Copy every entry exactly as given, minus the images.

> _Data provided_:
---+---

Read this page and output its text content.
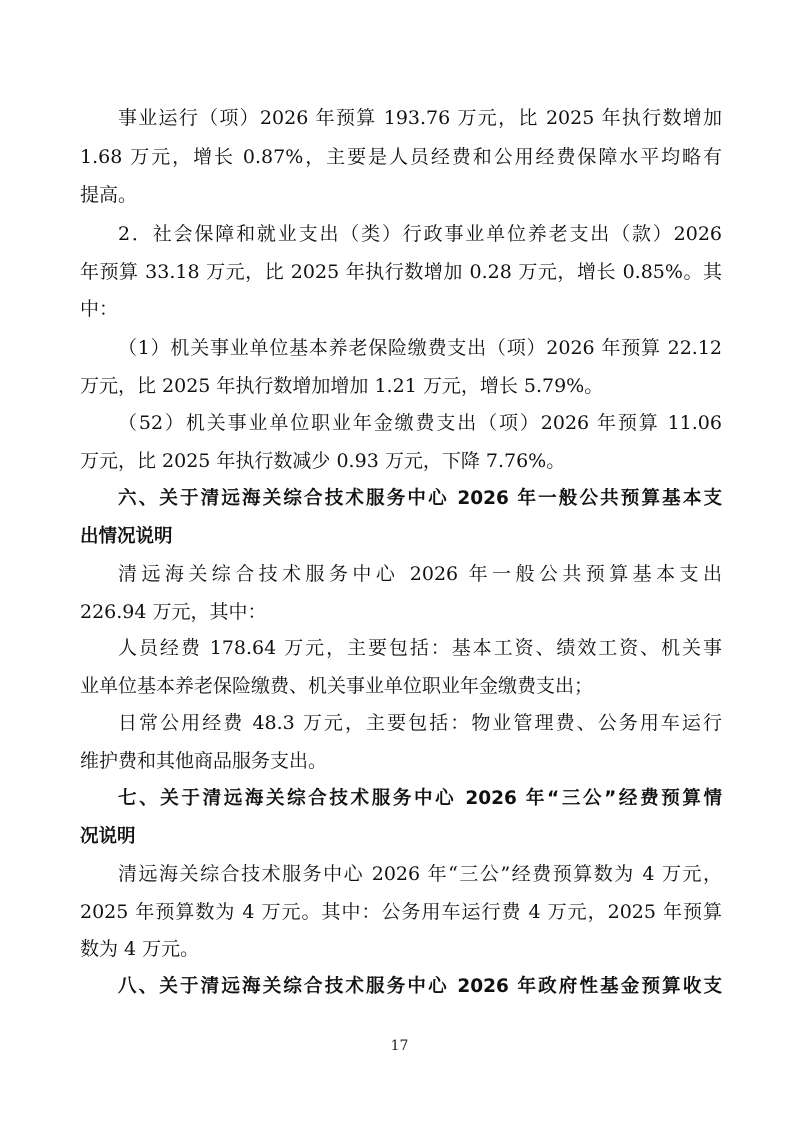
事业运行（项）2026 年预算 193.76 万元，比 2025 年执行数增加
1.68 万元，增长 0.87%，主要是人员经费和公用经费保障水平均略有
提高。
2．社会保障和就业支出（类）行政事业单位养老支出（款）2026
年预算 33.18 万元，比 2025 年执行数增加 0.28 万元，增长 0.85%。其
中：
（1）机关事业单位基本养老保险缴费支出（项）2026 年预算 22.12
万元，比 2025 年执行数增加增加 1.21 万元，增长 5.79%。
（52）机关事业单位职业年金缴费支出（项）2026 年预算 11.06
万元，比 2025 年执行数减少 0.93 万元，下降 7.76%。
六、关于清远海关综合技术服务中心 2026 年一般公共预算基本支
出情况说明
清远海关综合技术服务中心 2026 年一般公共预算基本支出
226.94 万元，其中：
人员经费 178.64 万元，主要包括：基本工资、绩效工资、机关事
业单位基本养老保险缴费、机关事业单位职业年金缴费支出；
日常公用经费 48.3 万元，主要包括：物业管理费、公务用车运行
维护费和其他商品服务支出。
七、关于清远海关综合技术服务中心 2026 年“三公”经费预算情
况说明
清远海关综合技术服务中心 2026 年“三公”经费预算数为 4 万元，
2025 年预算数为 4 万元。其中：公务用车运行费 4 万元，2025 年预算
数为 4 万元。
八、关于清远海关综合技术服务中心 2026 年政府性基金预算收支
17
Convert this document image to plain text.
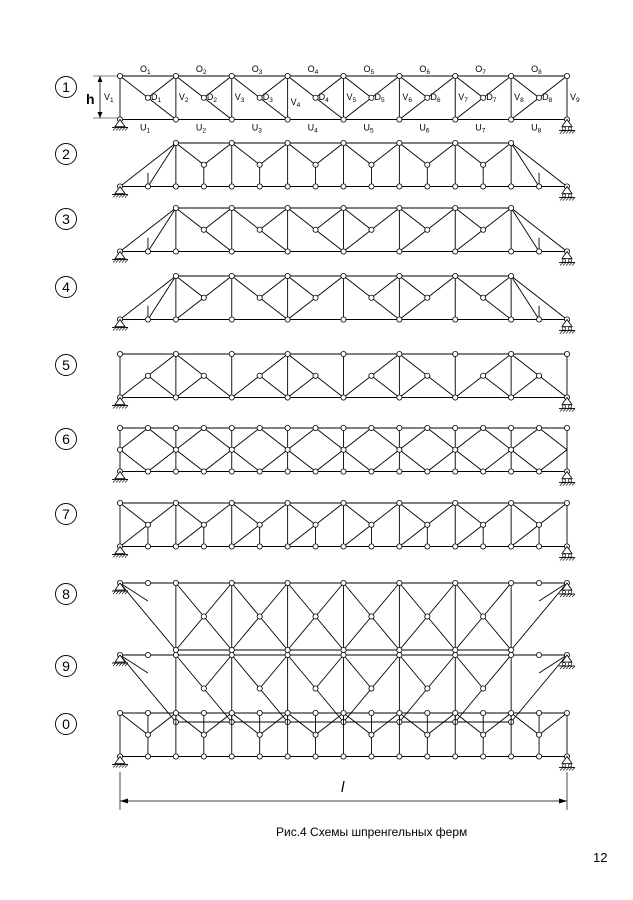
1
2
3
4
5
6
7
8
9
0
$O_1$	$O_2$	$O_3$	$O_4$	$O_5$	$O_6$	$O_7$	$O_8$
$U_1$	$U_2$	$U_3$	$U_4$	$U_5$	$U_6$	$U_7$	$U_8$
$V_1$	$V_2$	$V_3$	$V_4$
$V_5$	$V_6$	$V_7$	$V_8$	$V_9$
$D_1$	$D_2$	$D_3$	$D_4$	$D_5$	$D_6$	$D_7$	$D_8$
h
l
Рис.4 Схемы шпренгельных ферм
12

---+---

> _Task solution_:
Read this page and output its text content.
事业运行（项）2026 年预算 193.76 万元，比 2025 年执行数增加
1.68 万元，增长 0.87%，主要是人员经费和公用经费保障水平均略有
提高。
2．社会保障和就业支出（类）行政事业单位养老支出（款）2026
年预算 33.18 万元，比 2025 年执行数增加 0.28 万元，增长 0.85%。其
中：
（1）机关事业单位基本养老保险缴费支出（项）2026 年预算 22.12
万元，比 2025 年执行数增加增加 1.21 万元，增长 5.79%。
（52）机关事业单位职业年金缴费支出（项）2026 年预算 11.06
万元，比 2025 年执行数减少 0.93 万元，下降 7.76%。
六、关于清远海关综合技术服务中心 2026 年一般公共预算基本支
出情况说明
清远海关综合技术服务中心 2026 年一般公共预算基本支出
226.94 万元，其中：
人员经费 178.64 万元，主要包括：基本工资、绩效工资、机关事
业单位基本养老保险缴费、机关事业单位职业年金缴费支出；
日常公用经费 48.3 万元，主要包括：物业管理费、公务用车运行
维护费和其他商品服务支出。
七、关于清远海关综合技术服务中心 2026 年“三公”经费预算情
况说明
清远海关综合技术服务中心 2026 年“三公”经费预算数为 4 万元，
2025 年预算数为 4 万元。其中：公务用车运行费 4 万元，2025 年预算
数为 4 万元。
八、关于清远海关综合技术服务中心 2026 年政府性基金预算收支
17
Convert this document image to plain text.
1
2
3
4
5
6
7
8
9
0
$O_1$	$O_2$	$O_3$	$O_4$	$O_5$	$O_6$	$O_7$	$O_8$
$U_1$	$U_2$	$U_3$	$U_4$	$U_5$	$U_6$	$U_7$	$U_8$
$V_1$	$V_2$	$V_3$	$V_4$
$V_5$	$V_6$	$V_7$	$V_8$	$V_9$
$D_1$	$D_2$	$D_3$	$D_4$	$D_5$	$D_6$	$D_7$	$D_8$
h
l
Рис.4 Схемы шпренгельных ферм
12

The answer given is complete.